**WHAT IS EXPECTED**
Scan the lines below for the word "this". Copy each line you find it in.

— start of DATA RECORDS —

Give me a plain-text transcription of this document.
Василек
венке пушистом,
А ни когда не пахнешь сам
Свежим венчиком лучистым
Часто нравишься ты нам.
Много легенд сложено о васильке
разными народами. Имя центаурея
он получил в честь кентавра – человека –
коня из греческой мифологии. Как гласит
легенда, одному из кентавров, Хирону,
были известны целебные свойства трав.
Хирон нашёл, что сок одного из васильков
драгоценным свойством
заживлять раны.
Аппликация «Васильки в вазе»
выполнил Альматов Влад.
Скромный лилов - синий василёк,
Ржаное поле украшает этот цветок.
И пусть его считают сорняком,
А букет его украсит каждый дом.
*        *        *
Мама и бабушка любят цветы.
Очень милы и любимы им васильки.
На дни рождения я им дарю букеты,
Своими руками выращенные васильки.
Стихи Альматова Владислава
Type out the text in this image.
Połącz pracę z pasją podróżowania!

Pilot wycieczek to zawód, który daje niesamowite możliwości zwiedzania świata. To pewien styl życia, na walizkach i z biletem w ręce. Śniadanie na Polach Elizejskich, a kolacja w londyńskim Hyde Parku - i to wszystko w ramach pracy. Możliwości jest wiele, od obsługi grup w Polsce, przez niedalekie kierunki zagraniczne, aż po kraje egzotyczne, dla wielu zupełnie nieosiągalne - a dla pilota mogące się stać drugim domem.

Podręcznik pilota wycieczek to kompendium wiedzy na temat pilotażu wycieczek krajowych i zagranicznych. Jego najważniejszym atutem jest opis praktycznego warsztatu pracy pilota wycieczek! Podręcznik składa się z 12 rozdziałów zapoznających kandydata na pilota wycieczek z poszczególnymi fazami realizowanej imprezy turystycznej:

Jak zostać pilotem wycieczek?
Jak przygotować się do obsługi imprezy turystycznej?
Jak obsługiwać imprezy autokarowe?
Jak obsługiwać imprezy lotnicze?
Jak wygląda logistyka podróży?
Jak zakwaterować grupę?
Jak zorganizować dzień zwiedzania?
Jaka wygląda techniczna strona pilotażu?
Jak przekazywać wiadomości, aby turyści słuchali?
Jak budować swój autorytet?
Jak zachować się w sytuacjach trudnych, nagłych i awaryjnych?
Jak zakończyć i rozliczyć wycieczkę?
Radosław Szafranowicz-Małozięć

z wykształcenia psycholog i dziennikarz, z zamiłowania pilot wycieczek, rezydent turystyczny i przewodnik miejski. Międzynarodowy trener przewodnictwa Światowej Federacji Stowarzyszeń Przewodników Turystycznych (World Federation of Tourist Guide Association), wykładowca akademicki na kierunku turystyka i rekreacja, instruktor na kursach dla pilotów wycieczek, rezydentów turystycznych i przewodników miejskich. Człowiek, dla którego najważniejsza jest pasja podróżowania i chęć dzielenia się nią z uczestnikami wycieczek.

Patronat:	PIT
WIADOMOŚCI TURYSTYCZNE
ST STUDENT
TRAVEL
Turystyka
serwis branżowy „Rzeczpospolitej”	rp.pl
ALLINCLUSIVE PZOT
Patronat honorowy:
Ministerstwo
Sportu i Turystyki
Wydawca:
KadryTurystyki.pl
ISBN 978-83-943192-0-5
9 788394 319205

— end of DATA RECORDS —
— start of DATA RECORDS —

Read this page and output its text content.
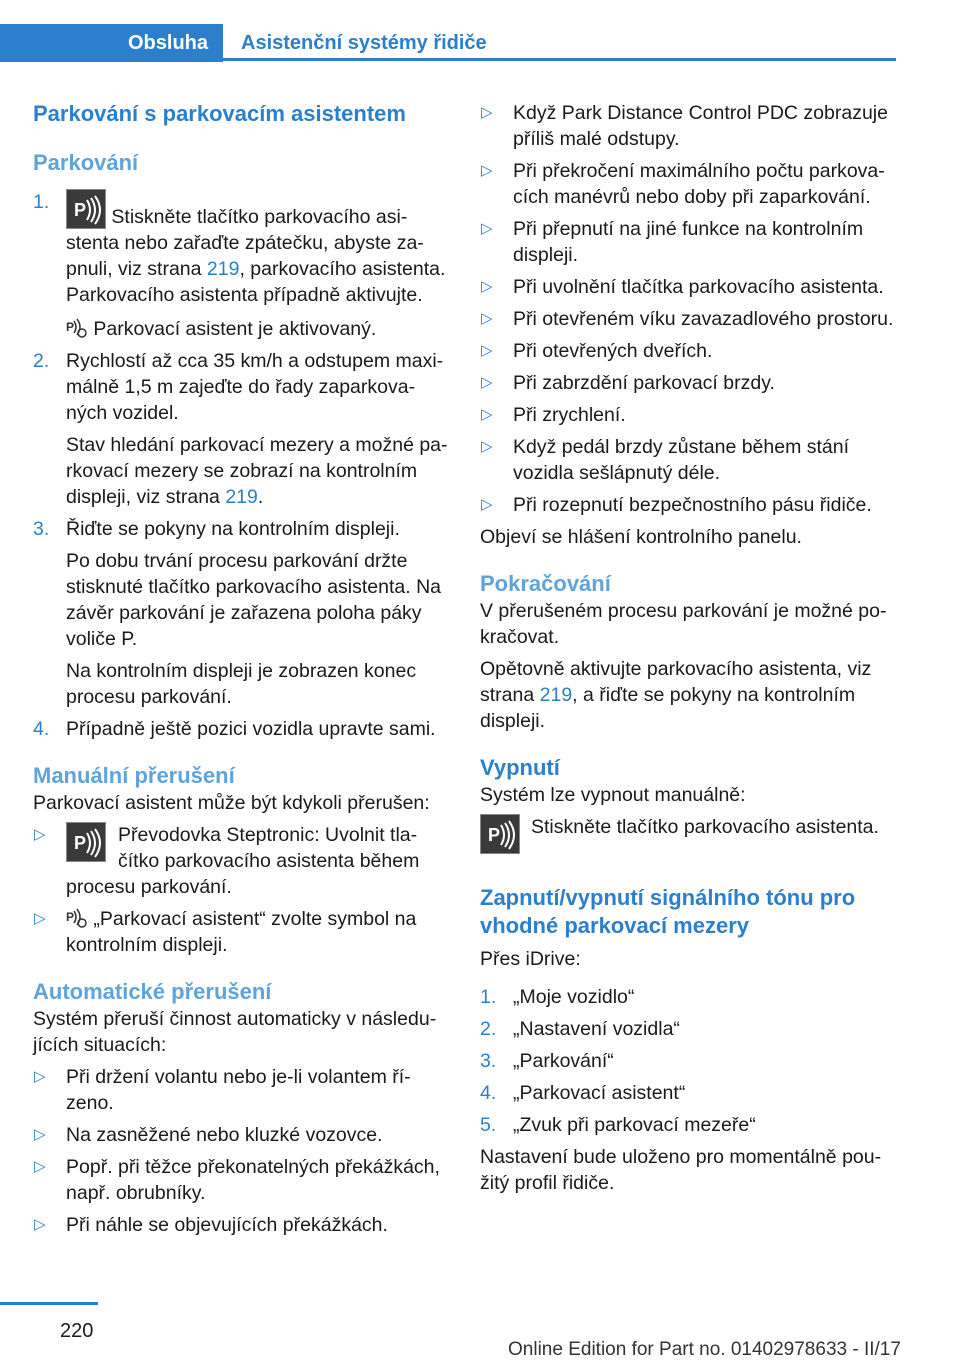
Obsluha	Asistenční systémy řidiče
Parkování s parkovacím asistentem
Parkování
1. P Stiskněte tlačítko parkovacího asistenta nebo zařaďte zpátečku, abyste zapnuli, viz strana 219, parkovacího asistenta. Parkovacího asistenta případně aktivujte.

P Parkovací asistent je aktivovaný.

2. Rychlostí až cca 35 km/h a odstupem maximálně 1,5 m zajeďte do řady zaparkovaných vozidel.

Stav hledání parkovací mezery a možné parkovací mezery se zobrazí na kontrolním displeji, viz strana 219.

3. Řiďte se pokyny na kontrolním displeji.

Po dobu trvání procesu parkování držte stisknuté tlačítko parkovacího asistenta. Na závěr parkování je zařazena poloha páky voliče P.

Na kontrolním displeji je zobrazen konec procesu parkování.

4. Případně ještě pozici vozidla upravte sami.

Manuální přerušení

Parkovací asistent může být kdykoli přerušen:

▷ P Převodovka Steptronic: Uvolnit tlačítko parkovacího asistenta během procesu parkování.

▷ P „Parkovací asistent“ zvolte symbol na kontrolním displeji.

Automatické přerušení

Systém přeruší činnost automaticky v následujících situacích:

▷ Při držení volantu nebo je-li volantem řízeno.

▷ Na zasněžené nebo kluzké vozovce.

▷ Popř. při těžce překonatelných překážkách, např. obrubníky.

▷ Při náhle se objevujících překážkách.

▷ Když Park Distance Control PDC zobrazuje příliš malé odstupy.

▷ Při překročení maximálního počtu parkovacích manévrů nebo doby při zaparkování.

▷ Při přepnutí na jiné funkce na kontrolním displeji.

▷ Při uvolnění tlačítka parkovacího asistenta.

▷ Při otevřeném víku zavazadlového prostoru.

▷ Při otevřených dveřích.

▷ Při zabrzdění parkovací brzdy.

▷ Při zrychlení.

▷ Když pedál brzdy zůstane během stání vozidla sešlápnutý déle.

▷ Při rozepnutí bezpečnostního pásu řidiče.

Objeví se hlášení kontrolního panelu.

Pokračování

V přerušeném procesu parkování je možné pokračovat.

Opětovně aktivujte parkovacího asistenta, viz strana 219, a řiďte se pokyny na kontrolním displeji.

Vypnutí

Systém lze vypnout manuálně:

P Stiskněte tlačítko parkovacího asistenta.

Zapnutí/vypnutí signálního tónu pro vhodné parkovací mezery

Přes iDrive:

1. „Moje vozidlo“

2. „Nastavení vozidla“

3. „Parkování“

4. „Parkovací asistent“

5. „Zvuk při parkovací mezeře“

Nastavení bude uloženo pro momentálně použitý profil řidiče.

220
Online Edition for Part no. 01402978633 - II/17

— end of DATA RECORDS —
— start of DATA RECORDS —

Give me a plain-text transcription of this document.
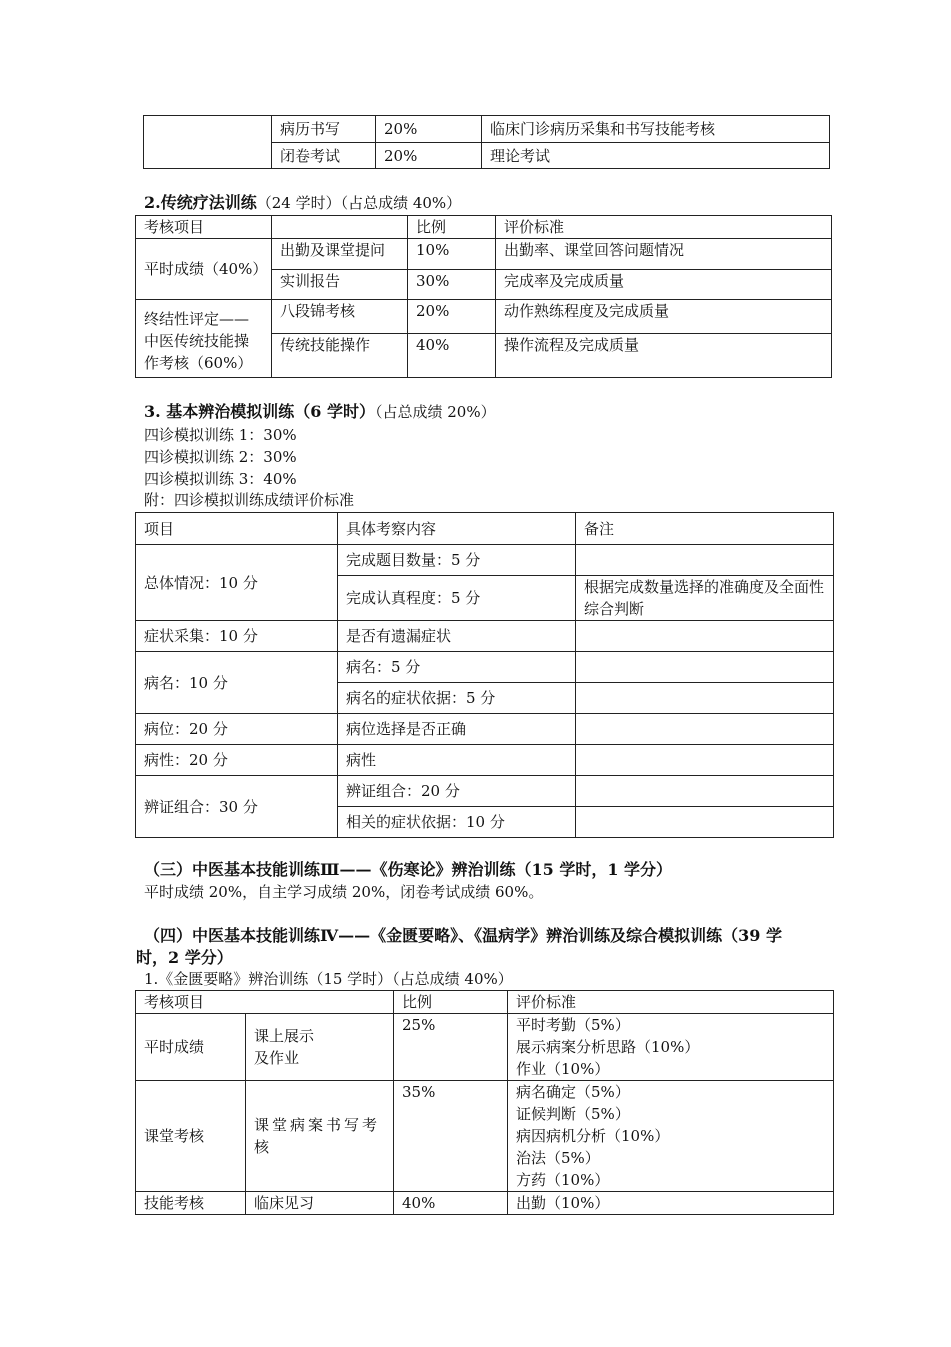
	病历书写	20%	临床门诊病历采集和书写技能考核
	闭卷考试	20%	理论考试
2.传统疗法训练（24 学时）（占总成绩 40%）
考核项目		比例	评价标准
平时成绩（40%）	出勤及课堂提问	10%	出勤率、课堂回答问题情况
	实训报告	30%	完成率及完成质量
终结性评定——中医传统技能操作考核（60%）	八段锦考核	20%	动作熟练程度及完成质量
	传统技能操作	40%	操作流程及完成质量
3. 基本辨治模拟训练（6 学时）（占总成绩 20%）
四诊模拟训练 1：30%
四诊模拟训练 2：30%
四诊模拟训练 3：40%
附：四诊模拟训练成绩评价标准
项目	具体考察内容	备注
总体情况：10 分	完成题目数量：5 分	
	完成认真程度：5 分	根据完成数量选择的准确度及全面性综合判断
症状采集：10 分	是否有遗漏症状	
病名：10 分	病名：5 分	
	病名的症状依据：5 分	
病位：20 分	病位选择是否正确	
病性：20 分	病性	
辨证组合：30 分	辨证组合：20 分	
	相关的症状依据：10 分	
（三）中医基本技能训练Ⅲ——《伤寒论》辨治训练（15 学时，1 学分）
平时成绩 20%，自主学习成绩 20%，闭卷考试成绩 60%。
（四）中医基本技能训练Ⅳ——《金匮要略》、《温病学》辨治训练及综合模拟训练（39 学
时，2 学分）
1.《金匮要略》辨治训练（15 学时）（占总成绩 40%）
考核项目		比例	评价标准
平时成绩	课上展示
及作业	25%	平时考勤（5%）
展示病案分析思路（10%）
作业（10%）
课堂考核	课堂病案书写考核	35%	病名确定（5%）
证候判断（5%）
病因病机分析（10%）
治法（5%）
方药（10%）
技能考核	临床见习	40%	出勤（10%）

— end of DATA RECORDS —

**TASK RESPONSE**
Give me a plain-text transcription of this document.
Type out the text in this image.
Read this page and output its text content.
Give me a plain-text transcription of this document.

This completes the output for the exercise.